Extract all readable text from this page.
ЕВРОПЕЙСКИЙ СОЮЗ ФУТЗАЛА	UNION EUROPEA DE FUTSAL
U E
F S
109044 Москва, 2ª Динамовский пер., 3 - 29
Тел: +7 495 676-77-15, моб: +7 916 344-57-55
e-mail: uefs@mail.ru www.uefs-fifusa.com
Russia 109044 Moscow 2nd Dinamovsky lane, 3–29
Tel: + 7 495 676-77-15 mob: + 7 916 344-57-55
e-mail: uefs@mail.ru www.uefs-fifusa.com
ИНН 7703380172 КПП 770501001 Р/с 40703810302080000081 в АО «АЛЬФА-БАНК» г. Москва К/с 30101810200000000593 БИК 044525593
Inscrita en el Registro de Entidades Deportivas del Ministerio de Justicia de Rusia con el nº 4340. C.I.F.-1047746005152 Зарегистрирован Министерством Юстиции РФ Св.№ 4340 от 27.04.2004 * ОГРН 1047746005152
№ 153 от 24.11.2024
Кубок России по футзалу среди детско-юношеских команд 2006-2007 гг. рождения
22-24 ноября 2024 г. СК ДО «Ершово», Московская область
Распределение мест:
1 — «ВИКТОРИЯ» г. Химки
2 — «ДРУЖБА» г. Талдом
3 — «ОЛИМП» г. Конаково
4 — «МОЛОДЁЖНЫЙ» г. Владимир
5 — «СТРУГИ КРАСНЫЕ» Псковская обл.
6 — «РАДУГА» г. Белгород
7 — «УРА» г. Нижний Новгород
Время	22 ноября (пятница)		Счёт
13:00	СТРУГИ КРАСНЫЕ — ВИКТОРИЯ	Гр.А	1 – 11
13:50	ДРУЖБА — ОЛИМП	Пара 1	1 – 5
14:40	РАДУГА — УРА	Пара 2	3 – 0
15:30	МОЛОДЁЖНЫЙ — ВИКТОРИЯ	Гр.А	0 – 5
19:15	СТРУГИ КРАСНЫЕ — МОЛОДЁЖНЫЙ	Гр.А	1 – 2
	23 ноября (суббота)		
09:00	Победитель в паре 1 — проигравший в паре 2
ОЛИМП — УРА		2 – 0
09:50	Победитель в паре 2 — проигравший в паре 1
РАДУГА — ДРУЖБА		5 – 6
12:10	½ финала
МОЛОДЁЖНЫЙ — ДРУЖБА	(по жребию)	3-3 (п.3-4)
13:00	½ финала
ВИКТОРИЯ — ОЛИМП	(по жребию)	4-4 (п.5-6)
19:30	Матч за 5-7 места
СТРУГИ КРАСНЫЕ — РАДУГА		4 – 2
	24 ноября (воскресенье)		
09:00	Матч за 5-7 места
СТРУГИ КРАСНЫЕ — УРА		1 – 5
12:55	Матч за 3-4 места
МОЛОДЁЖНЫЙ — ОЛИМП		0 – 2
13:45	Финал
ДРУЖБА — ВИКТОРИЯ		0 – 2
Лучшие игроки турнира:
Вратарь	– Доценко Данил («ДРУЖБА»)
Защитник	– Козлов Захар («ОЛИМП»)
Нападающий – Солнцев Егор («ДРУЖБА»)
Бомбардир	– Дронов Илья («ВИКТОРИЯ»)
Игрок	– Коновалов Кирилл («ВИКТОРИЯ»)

# # # # #

» **Task goal**:
Above are some records; repeat all of them exactly.

» **Answer to the task**:
Extract all readable text from this page.
ЕВРОПЕЙСКИЙ СОЮЗ ФУТЗАЛА	UNION EUROPEA DE FUTSAL
U E
F S
109044 Москва, 2ª Динамовский пер., 3 - 29
Тел: +7 495 676-77-15, моб: +7 916 344-57-55
e-mail: uefs@mail.ru www.uefs-fifusa.com
Russia 109044 Moscow 2nd Dinamovsky lane, 3–29
Tel: + 7 495 676-77-15 mob: + 7 916 344-57-55
e-mail: uefs@mail.ru www.uefs-fifusa.com
ИНН 7703380172 КПП 770501001 Р/с 40703810302080000081 в АО «АЛЬФА-БАНК» г. Москва К/с 30101810200000000593 БИК 044525593
Inscrita en el Registro de Entidades Deportivas del Ministerio de Justicia de Rusia con el nº 4340. C.I.F.-1047746005152 Зарегистрирован Министерством Юстиции РФ Св.№ 4340 от 27.04.2004 * ОГРН 1047746005152
№ 153 от 24.11.2024
Кубок России по футзалу среди детско-юношеских команд 2006-2007 гг. рождения
22-24 ноября 2024 г. СК ДО «Ершово», Московская область
Распределение мест:
1 — «ВИКТОРИЯ» г. Химки
2 — «ДРУЖБА» г. Талдом
3 — «ОЛИМП» г. Конаково
4 — «МОЛОДЁЖНЫЙ» г. Владимир
5 — «СТРУГИ КРАСНЫЕ» Псковская обл.
6 — «РАДУГА» г. Белгород
7 — «УРА» г. Нижний Новгород
Время	22 ноября (пятница)		Счёт
13:00	СТРУГИ КРАСНЫЕ — ВИКТОРИЯ	Гр.А	1 – 11
13:50	ДРУЖБА — ОЛИМП	Пара 1	1 – 5
14:40	РАДУГА — УРА	Пара 2	3 – 0
15:30	МОЛОДЁЖНЫЙ — ВИКТОРИЯ	Гр.А	0 – 5
19:15	СТРУГИ КРАСНЫЕ — МОЛОДЁЖНЫЙ	Гр.А	1 – 2
	23 ноября (суббота)		
09:00	Победитель в паре 1 — проигравший в паре 2
ОЛИМП — УРА		2 – 0
09:50	Победитель в паре 2 — проигравший в паре 1
РАДУГА — ДРУЖБА		5 – 6
12:10	½ финала
МОЛОДЁЖНЫЙ — ДРУЖБА	(по жребию)	3-3 (п.3-4)
13:00	½ финала
ВИКТОРИЯ — ОЛИМП	(по жребию)	4-4 (п.5-6)
19:30	Матч за 5-7 места
СТРУГИ КРАСНЫЕ — РАДУГА		4 – 2
	24 ноября (воскресенье)		
09:00	Матч за 5-7 места
СТРУГИ КРАСНЫЕ — УРА		1 – 5
12:55	Матч за 3-4 места
МОЛОДЁЖНЫЙ — ОЛИМП		0 – 2
13:45	Финал
ДРУЖБА — ВИКТОРИЯ		0 – 2
Лучшие игроки турнира:
Вратарь	– Доценко Данил («ДРУЖБА»)
Защитник	– Козлов Захар («ОЛИМП»)
Нападающий – Солнцев Егор («ДРУЖБА»)
Бомбардир	– Дронов Илья («ВИКТОРИЯ»)
Игрок	– Коновалов Кирилл («ВИКТОРИЯ»)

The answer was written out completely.